[start]
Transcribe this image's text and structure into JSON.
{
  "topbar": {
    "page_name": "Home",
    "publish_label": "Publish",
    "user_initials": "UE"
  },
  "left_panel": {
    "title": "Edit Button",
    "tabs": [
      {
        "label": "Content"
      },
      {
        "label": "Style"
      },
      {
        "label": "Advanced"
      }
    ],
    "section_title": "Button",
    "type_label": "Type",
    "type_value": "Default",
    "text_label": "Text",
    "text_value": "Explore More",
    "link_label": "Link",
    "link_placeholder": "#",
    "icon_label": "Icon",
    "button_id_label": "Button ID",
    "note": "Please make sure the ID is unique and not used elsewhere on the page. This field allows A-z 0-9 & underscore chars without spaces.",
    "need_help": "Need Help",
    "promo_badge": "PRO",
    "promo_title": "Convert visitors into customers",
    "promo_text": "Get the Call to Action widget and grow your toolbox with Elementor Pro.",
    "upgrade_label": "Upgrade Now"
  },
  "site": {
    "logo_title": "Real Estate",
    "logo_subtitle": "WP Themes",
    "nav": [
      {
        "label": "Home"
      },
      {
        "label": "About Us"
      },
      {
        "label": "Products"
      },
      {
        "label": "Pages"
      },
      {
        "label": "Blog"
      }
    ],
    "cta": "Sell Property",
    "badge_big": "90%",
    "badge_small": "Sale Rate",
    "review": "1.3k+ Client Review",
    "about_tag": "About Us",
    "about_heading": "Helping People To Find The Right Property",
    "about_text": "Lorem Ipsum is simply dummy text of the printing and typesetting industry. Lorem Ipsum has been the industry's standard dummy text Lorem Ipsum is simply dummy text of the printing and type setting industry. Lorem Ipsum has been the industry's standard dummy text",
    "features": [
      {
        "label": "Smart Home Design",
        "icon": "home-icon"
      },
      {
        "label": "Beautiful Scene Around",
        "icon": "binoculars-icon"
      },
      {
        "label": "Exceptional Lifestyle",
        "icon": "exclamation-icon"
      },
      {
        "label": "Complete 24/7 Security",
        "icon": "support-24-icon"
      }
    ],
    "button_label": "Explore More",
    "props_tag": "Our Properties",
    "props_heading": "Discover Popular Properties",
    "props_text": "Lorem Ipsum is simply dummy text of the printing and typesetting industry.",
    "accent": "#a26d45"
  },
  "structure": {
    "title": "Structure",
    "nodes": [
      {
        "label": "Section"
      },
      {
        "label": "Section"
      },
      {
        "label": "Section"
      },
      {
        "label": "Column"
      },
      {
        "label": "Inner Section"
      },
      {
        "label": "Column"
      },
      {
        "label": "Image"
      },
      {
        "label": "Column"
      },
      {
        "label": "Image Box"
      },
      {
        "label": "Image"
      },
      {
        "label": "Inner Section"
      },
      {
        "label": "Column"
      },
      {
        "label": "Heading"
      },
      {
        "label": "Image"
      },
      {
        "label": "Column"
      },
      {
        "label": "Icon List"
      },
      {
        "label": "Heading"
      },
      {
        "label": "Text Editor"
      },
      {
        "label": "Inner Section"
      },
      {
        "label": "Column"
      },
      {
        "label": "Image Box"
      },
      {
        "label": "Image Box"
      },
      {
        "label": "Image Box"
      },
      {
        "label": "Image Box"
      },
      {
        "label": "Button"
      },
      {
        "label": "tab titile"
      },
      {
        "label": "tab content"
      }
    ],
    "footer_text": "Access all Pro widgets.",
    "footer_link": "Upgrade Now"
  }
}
[end]
• **Direction**
Check each line above for the word "into" and copy the ones that have it.

• **Answer below**
Transcribe this image's text and structure into JSON.
    "promo_title": "Convert visitors into customers",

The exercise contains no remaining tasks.